Exercise goal: Transcribe the records below exactly as they appear, omitting any pictures.

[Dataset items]
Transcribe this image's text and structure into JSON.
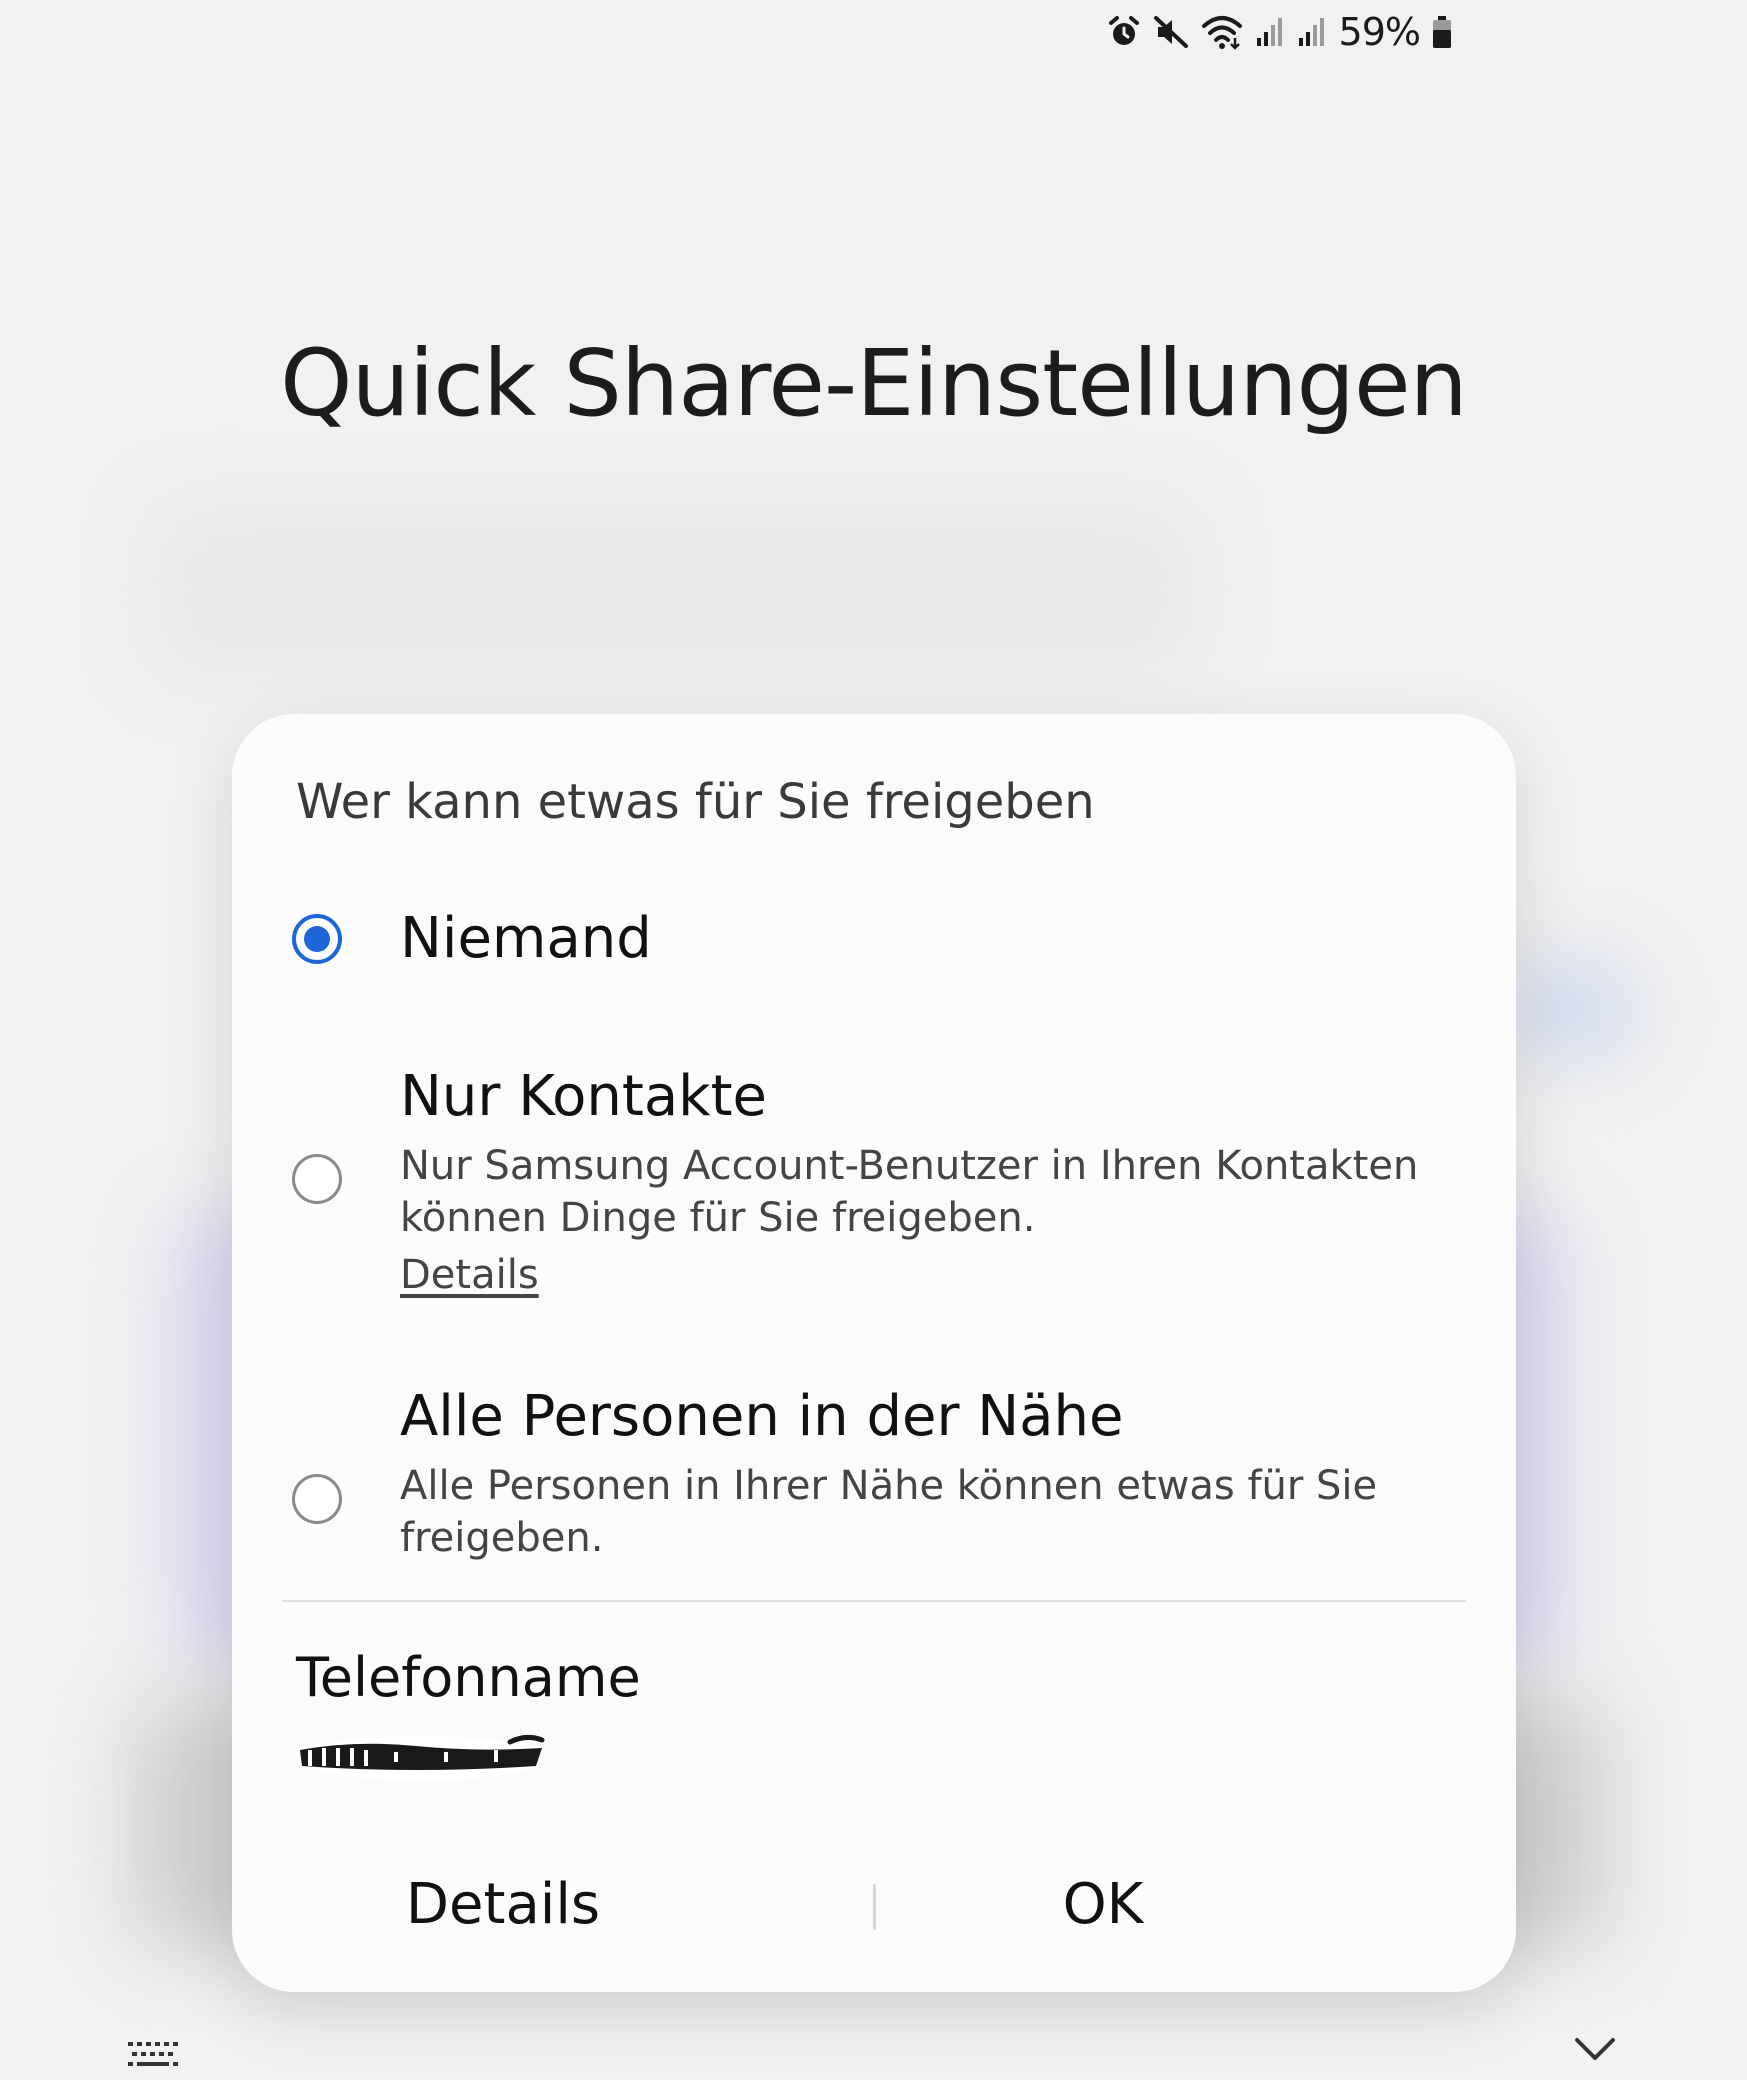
{
  "status_bar": {
    "battery_percent": "59%",
    "icons": [
      "alarm-icon",
      "mute-icon",
      "wifi-icon",
      "signal-icon",
      "signal-icon",
      "battery-icon"
    ]
  },
  "page": {
    "title": "Quick Share-Einstellungen"
  },
  "dialog": {
    "heading": "Wer kann etwas für Sie freigeben",
    "options": [
      {
        "title": "Niemand",
        "selected": true
      },
      {
        "title": "Nur Kontakte",
        "description": "Nur Samsung Account-Benutzer in Ihren Kontakten können Dinge für Sie freigeben.",
        "link": "Details",
        "selected": false
      },
      {
        "title": "Alle Personen in der Nähe",
        "description": "Alle Personen in Ihrer Nähe können etwas für Sie freigeben.",
        "selected": false
      }
    ],
    "phone_name_label": "Telefonname",
    "buttons": {
      "details": "Details",
      "ok": "OK"
    }
  },
  "colors": {
    "accent": "#1c66d8",
    "background": "#f2f1f0",
    "dialog": "#fbfbfc"
  }
}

Written solution:
Transcribe this image's text and structure into JSON.
{
  "status_bar": {
    "battery_percent": "59%",
    "icons": [
      "alarm-icon",
      "mute-icon",
      "wifi-icon",
      "signal-icon",
      "signal-icon",
      "battery-icon"
    ]
  },
  "page": {
    "title": "Quick Share-Einstellungen"
  },
  "dialog": {
    "heading": "Wer kann etwas für Sie freigeben",
    "options": [
      {
        "title": "Niemand",
        "selected": true
      },
      {
        "title": "Nur Kontakte",
        "description": "Nur Samsung Account-Benutzer in Ihren Kontakten können Dinge für Sie freigeben.",
        "link": "Details",
        "selected": false
      },
      {
        "title": "Alle Personen in der Nähe",
        "description": "Alle Personen in Ihrer Nähe können etwas für Sie freigeben.",
        "selected": false
      }
    ],
    "phone_name_label": "Telefonname",
    "buttons": {
      "details": "Details",
      "ok": "OK"
    }
  },
  "colors": {
    "accent": "#1c66d8",
    "background": "#f2f1f0",
    "dialog": "#fbfbfc"
  }
}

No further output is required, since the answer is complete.